[TASK INPUTS]:
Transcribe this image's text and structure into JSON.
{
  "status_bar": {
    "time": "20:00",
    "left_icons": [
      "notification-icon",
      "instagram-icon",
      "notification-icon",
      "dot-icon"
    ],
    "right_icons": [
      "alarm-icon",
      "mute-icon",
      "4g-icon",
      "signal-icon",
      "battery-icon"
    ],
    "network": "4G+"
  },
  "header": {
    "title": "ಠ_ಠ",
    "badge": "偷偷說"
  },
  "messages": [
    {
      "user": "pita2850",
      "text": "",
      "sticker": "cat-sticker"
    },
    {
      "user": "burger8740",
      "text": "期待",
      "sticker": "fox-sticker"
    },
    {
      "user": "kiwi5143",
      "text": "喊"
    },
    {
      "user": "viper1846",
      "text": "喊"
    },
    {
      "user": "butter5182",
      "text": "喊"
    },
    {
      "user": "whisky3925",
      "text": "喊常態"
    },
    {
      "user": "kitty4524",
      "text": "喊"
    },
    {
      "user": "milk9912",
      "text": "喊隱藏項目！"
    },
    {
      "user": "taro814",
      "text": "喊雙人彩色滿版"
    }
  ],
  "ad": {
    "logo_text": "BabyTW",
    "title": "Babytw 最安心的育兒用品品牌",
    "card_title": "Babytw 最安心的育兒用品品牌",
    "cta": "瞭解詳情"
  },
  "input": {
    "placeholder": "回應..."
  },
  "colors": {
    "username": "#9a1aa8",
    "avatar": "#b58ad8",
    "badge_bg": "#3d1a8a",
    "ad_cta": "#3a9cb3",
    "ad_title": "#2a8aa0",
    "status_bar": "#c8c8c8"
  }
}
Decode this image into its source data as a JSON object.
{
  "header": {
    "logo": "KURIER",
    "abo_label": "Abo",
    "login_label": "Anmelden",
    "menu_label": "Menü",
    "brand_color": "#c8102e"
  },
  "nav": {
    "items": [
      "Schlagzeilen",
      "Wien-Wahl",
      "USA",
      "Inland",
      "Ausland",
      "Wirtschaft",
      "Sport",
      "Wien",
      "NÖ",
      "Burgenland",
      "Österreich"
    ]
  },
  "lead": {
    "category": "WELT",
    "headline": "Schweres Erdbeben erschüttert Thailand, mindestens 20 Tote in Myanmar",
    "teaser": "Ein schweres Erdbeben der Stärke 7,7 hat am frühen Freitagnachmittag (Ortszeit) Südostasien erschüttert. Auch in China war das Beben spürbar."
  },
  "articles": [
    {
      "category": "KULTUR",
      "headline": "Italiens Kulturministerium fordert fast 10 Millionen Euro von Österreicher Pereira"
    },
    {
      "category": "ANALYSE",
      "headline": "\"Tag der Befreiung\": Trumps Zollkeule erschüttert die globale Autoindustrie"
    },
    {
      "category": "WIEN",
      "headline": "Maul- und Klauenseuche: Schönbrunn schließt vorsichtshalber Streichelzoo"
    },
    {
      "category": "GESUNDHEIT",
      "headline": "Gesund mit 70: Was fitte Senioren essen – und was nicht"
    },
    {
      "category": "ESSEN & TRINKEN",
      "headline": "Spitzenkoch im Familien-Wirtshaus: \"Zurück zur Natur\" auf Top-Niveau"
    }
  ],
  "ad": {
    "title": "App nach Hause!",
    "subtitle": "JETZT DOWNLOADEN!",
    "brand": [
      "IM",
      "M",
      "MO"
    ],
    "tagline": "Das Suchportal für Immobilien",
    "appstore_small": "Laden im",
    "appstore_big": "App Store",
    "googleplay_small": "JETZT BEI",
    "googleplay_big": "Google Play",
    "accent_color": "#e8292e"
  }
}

[TASK BRIEF]:
Repeat each record in full; every line must match exactly.

[TASK ANSWER]:
Transcribe this image's text and structure into JSON.
{
  "status_bar": {
    "time": "20:00",
    "left_icons": [
      "notification-icon",
      "instagram-icon",
      "notification-icon",
      "dot-icon"
    ],
    "right_icons": [
      "alarm-icon",
      "mute-icon",
      "4g-icon",
      "signal-icon",
      "battery-icon"
    ],
    "network": "4G+"
  },
  "header": {
    "title": "ಠ_ಠ",
    "badge": "偷偷說"
  },
  "messages": [
    {
      "user": "pita2850",
      "text": "",
      "sticker": "cat-sticker"
    },
    {
      "user": "burger8740",
      "text": "期待",
      "sticker": "fox-sticker"
    },
    {
      "user": "kiwi5143",
      "text": "喊"
    },
    {
      "user": "viper1846",
      "text": "喊"
    },
    {
      "user": "butter5182",
      "text": "喊"
    },
    {
      "user": "whisky3925",
      "text": "喊常態"
    },
    {
      "user": "kitty4524",
      "text": "喊"
    },
    {
      "user": "milk9912",
      "text": "喊隱藏項目！"
    },
    {
      "user": "taro814",
      "text": "喊雙人彩色滿版"
    }
  ],
  "ad": {
    "logo_text": "BabyTW",
    "title": "Babytw 最安心的育兒用品品牌",
    "card_title": "Babytw 最安心的育兒用品品牌",
    "cta": "瞭解詳情"
  },
  "input": {
    "placeholder": "回應..."
  },
  "colors": {
    "username": "#9a1aa8",
    "avatar": "#b58ad8",
    "badge_bg": "#3d1a8a",
    "ad_cta": "#3a9cb3",
    "ad_title": "#2a8aa0",
    "status_bar": "#c8c8c8"
  }
}
Decode this image into its source data as a JSON object.
{
  "header": {
    "logo": "KURIER",
    "abo_label": "Abo",
    "login_label": "Anmelden",
    "menu_label": "Menü",
    "brand_color": "#c8102e"
  },
  "nav": {
    "items": [
      "Schlagzeilen",
      "Wien-Wahl",
      "USA",
      "Inland",
      "Ausland",
      "Wirtschaft",
      "Sport",
      "Wien",
      "NÖ",
      "Burgenland",
      "Österreich"
    ]
  },
  "lead": {
    "category": "WELT",
    "headline": "Schweres Erdbeben erschüttert Thailand, mindestens 20 Tote in Myanmar",
    "teaser": "Ein schweres Erdbeben der Stärke 7,7 hat am frühen Freitagnachmittag (Ortszeit) Südostasien erschüttert. Auch in China war das Beben spürbar."
  },
  "articles": [
    {
      "category": "KULTUR",
      "headline": "Italiens Kulturministerium fordert fast 10 Millionen Euro von Österreicher Pereira"
    },
    {
      "category": "ANALYSE",
      "headline": "\"Tag der Befreiung\": Trumps Zollkeule erschüttert die globale Autoindustrie"
    },
    {
      "category": "WIEN",
      "headline": "Maul- und Klauenseuche: Schönbrunn schließt vorsichtshalber Streichelzoo"
    },
    {
      "category": "GESUNDHEIT",
      "headline": "Gesund mit 70: Was fitte Senioren essen – und was nicht"
    },
    {
      "category": "ESSEN & TRINKEN",
      "headline": "Spitzenkoch im Familien-Wirtshaus: \"Zurück zur Natur\" auf Top-Niveau"
    }
  ],
  "ad": {
    "title": "App nach Hause!",
    "subtitle": "JETZT DOWNLOADEN!",
    "brand": [
      "IM",
      "M",
      "MO"
    ],
    "tagline": "Das Suchportal für Immobilien",
    "appstore_small": "Laden im",
    "appstore_big": "App Store",
    "googleplay_small": "JETZT BEI",
    "googleplay_big": "Google Play",
    "accent_color": "#e8292e"
  }
}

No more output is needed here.